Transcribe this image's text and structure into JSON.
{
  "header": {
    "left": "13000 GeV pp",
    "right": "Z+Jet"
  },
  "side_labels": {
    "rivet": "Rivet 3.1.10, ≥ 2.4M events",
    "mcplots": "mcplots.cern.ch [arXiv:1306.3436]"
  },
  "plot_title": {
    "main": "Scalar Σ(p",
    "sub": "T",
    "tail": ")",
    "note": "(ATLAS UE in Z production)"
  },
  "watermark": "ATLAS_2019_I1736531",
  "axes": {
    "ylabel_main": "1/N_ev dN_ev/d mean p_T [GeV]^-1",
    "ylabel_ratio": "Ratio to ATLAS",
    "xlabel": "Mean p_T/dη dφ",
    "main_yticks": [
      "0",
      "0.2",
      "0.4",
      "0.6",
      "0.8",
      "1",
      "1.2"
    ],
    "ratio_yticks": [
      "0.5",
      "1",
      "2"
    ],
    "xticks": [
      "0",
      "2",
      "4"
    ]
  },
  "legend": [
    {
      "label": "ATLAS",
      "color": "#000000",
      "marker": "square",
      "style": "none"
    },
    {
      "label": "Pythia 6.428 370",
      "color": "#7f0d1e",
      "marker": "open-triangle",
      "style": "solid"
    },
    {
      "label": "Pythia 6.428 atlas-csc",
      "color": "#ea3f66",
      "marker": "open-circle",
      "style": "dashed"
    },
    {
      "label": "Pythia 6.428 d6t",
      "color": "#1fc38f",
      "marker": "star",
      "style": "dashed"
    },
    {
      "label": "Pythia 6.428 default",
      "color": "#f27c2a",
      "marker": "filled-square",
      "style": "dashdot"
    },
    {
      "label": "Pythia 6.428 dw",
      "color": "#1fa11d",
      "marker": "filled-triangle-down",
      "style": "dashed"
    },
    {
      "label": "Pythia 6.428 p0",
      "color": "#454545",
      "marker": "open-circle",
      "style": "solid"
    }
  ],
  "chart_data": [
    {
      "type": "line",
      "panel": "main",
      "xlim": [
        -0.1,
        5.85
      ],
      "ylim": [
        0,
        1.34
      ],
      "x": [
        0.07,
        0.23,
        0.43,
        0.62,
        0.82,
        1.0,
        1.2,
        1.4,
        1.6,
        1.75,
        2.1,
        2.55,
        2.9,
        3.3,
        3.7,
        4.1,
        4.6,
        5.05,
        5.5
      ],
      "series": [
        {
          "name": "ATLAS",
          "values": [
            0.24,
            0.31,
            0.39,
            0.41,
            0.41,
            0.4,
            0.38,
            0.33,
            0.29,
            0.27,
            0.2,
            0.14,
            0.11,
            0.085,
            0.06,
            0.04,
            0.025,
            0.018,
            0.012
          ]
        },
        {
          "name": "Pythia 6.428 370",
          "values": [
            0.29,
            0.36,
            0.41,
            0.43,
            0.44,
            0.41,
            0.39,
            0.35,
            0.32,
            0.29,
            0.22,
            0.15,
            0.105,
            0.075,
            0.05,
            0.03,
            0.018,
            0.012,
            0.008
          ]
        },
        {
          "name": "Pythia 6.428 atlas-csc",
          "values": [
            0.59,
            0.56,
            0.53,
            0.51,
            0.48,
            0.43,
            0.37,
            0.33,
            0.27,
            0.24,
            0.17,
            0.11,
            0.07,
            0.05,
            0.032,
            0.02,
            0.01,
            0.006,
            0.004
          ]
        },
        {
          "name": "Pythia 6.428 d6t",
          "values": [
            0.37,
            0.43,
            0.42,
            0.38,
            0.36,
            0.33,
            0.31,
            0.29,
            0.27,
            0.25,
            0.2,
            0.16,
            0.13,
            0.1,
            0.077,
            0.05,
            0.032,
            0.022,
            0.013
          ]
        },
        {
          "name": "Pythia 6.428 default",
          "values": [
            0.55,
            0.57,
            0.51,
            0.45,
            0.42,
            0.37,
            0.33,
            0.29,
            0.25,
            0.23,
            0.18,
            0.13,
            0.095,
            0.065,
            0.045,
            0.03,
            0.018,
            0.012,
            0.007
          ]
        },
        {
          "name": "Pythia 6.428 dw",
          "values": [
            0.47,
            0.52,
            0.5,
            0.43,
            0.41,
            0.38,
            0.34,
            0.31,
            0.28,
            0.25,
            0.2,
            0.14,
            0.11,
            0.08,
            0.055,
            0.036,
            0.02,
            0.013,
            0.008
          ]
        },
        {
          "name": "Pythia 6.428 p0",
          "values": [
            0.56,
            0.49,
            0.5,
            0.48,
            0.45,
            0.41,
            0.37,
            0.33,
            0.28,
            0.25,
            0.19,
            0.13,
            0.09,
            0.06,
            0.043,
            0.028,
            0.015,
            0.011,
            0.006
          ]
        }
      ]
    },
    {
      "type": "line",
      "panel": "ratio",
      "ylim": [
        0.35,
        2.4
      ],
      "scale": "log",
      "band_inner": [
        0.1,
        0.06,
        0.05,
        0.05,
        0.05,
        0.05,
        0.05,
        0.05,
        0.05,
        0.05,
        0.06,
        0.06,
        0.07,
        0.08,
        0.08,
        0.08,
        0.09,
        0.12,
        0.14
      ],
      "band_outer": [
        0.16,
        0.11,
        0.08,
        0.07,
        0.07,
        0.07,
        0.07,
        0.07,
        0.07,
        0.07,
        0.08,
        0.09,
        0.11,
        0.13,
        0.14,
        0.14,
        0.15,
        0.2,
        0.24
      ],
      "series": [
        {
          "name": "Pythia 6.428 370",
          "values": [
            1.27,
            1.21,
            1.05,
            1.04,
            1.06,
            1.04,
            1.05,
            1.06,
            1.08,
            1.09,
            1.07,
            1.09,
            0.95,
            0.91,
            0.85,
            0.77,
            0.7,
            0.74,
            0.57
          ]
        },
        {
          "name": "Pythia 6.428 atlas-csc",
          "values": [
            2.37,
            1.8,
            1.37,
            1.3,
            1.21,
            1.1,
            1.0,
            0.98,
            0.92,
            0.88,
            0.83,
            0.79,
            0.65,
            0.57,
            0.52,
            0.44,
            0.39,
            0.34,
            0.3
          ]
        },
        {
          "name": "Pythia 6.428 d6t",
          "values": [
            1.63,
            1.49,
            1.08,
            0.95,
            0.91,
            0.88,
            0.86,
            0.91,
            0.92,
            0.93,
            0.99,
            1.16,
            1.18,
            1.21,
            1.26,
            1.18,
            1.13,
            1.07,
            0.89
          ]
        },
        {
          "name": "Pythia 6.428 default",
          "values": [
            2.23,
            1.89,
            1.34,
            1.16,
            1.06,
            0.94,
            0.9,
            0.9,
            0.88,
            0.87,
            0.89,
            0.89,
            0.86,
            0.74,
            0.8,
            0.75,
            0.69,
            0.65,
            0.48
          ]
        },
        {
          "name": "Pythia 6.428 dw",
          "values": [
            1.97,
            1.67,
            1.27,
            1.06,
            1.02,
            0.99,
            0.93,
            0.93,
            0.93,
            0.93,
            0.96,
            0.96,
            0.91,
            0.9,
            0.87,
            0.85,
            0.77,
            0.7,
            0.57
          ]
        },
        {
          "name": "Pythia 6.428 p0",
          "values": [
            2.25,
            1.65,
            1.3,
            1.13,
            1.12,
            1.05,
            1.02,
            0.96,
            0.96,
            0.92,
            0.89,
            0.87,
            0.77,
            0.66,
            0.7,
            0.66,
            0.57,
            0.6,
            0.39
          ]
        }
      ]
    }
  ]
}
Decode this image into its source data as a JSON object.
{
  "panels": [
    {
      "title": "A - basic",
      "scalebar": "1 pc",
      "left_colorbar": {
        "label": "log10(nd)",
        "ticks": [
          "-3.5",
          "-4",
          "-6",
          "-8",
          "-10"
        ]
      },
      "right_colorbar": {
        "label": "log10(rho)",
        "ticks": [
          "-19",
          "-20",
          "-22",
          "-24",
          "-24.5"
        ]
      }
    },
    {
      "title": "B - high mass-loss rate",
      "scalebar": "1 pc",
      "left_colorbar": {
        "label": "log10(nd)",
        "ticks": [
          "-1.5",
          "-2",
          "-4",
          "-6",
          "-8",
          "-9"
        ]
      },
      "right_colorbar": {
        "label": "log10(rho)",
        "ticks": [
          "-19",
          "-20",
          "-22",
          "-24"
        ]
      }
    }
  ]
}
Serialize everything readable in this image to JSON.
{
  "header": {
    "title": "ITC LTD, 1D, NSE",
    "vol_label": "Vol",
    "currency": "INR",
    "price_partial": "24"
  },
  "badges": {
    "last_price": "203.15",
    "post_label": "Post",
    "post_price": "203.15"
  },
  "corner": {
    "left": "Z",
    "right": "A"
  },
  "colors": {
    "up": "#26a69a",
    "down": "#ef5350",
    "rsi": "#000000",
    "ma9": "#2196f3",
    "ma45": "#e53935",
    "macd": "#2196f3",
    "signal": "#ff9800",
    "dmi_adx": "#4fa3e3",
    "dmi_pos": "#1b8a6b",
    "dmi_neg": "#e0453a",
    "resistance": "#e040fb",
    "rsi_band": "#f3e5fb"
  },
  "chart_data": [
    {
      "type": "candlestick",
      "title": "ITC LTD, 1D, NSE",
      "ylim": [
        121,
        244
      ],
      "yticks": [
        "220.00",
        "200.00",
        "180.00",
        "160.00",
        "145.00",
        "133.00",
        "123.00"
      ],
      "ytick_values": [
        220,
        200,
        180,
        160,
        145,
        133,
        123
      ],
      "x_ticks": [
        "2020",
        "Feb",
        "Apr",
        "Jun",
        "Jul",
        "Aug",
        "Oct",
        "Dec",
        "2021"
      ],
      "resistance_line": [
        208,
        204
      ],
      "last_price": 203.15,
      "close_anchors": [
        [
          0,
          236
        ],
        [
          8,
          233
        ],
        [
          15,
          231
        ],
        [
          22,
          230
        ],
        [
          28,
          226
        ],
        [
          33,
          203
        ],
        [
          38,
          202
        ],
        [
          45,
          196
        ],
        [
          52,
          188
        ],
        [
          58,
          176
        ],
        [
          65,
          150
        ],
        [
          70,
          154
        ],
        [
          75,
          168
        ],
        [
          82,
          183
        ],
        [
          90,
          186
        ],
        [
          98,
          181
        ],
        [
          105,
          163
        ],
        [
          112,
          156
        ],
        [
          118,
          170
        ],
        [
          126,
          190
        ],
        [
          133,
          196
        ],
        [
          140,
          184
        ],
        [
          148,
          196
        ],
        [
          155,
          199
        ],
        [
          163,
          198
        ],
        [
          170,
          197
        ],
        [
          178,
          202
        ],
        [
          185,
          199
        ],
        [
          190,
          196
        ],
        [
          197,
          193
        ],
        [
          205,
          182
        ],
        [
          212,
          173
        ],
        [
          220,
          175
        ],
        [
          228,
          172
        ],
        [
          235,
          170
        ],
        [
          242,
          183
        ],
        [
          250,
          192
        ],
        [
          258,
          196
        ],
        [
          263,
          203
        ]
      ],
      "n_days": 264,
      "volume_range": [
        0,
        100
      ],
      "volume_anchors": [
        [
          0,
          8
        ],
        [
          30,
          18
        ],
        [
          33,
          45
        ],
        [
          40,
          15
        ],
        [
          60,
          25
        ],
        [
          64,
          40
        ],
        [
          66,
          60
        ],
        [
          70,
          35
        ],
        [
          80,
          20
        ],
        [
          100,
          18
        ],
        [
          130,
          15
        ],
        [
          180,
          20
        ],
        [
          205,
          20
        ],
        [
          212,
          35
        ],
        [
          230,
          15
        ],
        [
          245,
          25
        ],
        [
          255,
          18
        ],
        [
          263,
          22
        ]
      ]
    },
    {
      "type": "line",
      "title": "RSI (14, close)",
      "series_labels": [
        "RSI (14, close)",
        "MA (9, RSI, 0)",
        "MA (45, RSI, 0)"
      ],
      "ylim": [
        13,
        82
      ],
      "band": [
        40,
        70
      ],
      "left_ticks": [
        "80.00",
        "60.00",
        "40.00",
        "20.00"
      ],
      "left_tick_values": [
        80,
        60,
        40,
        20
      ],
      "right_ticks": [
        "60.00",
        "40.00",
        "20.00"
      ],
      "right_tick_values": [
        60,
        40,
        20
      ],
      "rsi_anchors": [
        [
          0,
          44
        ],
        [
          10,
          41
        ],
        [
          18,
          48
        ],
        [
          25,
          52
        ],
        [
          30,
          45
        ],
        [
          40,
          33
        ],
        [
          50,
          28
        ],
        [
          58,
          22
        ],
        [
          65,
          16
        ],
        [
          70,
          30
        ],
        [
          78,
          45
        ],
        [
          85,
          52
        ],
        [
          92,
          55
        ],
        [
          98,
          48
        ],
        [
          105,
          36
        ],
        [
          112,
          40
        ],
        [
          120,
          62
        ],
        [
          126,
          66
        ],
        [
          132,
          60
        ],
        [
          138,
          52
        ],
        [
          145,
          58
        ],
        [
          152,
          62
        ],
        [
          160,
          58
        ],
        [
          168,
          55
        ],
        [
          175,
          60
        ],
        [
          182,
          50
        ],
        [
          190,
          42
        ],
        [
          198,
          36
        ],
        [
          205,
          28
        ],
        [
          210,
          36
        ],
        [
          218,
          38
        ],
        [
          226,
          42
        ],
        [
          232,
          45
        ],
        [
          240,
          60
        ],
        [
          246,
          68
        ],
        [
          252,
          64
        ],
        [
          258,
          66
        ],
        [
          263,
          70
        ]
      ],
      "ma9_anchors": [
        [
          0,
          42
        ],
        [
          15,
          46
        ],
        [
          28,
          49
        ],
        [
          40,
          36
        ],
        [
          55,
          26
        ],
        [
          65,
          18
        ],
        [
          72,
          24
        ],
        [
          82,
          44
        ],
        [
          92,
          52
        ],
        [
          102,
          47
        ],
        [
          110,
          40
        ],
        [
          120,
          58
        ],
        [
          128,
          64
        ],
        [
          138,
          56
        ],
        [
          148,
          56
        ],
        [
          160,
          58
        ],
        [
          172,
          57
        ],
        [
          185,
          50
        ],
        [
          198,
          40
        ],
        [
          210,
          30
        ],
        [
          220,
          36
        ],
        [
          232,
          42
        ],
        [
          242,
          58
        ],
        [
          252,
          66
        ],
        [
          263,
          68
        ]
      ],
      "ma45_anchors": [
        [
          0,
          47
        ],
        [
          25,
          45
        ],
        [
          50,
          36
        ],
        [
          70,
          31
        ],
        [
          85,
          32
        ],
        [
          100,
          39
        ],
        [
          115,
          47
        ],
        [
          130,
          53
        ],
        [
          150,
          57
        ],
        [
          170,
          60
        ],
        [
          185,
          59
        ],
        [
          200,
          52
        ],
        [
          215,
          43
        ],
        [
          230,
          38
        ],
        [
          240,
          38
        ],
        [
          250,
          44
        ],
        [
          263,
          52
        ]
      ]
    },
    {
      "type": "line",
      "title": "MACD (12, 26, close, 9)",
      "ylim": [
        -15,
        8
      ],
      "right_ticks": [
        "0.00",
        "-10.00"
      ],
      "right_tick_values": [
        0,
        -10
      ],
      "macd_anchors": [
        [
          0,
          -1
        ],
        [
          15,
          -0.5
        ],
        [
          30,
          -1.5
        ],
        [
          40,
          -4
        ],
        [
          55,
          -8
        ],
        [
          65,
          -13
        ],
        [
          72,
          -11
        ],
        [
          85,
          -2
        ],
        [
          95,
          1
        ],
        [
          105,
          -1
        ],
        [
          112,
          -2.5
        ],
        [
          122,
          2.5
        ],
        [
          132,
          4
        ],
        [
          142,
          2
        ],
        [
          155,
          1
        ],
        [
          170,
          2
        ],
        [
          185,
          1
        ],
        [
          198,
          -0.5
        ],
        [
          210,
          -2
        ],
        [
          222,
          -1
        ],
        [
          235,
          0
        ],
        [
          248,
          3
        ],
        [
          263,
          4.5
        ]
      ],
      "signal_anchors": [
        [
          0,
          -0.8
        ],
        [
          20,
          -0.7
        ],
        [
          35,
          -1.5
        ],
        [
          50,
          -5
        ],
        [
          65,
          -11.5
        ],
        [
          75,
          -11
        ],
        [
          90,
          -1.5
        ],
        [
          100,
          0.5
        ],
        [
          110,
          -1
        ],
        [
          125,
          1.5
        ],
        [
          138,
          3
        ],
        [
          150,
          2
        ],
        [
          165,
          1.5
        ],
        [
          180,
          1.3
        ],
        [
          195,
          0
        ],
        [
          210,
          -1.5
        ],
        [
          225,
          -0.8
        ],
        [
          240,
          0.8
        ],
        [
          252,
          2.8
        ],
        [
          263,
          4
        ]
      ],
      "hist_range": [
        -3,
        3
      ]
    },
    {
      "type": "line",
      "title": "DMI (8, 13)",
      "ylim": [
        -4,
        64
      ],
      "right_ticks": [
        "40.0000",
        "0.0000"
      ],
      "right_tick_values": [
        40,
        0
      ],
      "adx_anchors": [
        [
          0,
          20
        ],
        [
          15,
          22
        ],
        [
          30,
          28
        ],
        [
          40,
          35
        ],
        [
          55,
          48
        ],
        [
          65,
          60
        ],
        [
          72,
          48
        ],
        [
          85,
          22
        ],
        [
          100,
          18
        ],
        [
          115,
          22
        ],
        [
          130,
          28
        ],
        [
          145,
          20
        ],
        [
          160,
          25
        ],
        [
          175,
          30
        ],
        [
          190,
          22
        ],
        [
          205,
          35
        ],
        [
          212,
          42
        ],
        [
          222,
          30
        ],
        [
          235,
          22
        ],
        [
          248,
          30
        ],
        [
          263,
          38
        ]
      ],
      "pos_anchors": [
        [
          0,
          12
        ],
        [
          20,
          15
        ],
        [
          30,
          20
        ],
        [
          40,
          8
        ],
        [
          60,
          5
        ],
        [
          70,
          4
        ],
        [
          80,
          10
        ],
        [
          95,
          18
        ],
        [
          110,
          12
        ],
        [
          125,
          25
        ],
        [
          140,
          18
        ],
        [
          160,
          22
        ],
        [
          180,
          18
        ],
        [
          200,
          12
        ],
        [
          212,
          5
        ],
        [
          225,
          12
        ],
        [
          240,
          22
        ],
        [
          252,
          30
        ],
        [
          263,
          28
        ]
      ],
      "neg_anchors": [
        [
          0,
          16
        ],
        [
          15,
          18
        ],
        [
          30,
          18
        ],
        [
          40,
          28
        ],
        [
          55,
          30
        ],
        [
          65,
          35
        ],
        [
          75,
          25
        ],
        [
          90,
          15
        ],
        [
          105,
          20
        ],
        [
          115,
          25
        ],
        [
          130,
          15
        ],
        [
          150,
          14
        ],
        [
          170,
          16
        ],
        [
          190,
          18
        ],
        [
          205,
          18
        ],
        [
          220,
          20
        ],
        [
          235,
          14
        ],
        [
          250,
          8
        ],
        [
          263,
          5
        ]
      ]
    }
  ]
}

_ _ _ _ _

#### Work required:
Scan the entries above for the word "into" and collect each line holding it.

#### Written response:
Transcribe this image's text and structure into JSON.
Decode this image into its source data as a JSON object.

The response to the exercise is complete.